▽

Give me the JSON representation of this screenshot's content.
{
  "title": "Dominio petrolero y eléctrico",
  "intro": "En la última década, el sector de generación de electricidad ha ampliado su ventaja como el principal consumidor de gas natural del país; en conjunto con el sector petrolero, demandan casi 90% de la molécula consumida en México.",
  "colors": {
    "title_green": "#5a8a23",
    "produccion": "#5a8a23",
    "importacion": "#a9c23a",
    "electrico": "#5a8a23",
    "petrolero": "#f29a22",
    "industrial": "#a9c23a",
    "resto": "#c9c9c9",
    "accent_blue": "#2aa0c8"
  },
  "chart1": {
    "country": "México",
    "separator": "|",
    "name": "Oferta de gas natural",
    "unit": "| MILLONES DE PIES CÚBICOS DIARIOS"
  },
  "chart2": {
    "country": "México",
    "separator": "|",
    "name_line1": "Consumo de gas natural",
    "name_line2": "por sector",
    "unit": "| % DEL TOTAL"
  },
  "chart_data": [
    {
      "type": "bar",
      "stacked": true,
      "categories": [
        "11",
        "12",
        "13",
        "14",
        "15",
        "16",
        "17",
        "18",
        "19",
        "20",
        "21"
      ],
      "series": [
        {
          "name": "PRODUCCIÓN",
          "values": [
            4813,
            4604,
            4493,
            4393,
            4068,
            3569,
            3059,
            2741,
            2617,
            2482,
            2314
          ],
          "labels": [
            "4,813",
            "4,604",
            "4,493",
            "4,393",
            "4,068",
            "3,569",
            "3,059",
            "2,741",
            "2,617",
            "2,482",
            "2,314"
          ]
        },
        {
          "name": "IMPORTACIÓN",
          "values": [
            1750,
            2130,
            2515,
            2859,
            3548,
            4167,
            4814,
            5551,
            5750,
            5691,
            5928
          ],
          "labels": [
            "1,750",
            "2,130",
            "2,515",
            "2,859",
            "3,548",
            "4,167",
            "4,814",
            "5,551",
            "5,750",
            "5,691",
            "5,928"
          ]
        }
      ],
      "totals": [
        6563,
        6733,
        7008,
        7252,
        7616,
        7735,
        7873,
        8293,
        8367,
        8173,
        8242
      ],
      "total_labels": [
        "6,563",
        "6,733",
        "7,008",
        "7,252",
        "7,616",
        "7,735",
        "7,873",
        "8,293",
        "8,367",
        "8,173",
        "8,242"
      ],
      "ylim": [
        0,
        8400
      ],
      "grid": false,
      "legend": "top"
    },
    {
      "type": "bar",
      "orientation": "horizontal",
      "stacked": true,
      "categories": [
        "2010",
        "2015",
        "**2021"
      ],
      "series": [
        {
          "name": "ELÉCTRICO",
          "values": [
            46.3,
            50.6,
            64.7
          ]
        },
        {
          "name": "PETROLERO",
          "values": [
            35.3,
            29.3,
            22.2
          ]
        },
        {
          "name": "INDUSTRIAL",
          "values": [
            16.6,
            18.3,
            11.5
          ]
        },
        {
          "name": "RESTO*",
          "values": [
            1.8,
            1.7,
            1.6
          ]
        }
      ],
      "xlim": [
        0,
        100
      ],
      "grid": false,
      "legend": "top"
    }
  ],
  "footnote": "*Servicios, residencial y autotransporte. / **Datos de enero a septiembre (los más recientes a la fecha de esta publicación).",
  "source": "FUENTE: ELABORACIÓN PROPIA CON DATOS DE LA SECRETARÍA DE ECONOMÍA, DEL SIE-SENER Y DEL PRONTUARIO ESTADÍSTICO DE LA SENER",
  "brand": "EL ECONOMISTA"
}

△

*WHAT THIS TASK INVOLVES*
In the listing, how many lines hold "unit"? Answer with a bare number.

*COMPLETE RESPONSE*
2